*Stated problem*: Within the listing below, locate all lines containing the word "name". Copy each one.

--- Begin Input ---

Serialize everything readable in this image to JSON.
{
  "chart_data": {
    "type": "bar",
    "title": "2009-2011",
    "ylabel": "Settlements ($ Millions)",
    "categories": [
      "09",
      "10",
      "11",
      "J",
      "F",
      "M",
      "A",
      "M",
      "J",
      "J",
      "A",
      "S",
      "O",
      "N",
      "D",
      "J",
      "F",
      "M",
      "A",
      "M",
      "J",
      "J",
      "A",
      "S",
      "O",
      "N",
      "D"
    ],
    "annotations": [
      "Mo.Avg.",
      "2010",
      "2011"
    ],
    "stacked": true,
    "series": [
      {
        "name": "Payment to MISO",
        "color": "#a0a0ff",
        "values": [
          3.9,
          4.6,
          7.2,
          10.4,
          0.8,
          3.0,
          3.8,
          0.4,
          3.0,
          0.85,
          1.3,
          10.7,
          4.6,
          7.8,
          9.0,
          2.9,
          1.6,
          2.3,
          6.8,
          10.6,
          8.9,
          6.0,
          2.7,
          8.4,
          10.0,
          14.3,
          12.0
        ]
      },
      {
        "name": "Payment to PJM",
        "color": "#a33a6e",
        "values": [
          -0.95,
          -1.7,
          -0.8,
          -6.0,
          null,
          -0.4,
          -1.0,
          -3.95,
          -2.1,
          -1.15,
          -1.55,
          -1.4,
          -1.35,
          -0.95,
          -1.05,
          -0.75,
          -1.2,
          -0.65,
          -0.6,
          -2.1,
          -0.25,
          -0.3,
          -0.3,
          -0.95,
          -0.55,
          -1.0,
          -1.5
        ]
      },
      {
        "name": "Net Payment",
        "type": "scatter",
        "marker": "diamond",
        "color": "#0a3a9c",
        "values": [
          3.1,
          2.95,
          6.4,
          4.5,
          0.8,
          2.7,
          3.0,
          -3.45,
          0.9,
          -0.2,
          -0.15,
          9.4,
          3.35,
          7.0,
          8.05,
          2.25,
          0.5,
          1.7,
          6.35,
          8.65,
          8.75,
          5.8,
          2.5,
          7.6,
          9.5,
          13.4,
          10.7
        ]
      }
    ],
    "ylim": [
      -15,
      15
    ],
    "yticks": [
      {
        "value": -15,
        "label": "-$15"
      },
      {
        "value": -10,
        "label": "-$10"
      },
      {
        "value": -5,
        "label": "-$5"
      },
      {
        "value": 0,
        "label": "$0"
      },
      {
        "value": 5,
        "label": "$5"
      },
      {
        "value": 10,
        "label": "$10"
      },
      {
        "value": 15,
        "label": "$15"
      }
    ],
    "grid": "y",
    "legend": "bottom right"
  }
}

--- End Input ---

*The response*:
        "name": "Payment to MISO",
        "name": "Payment to PJM",
        "name": "Net Payment",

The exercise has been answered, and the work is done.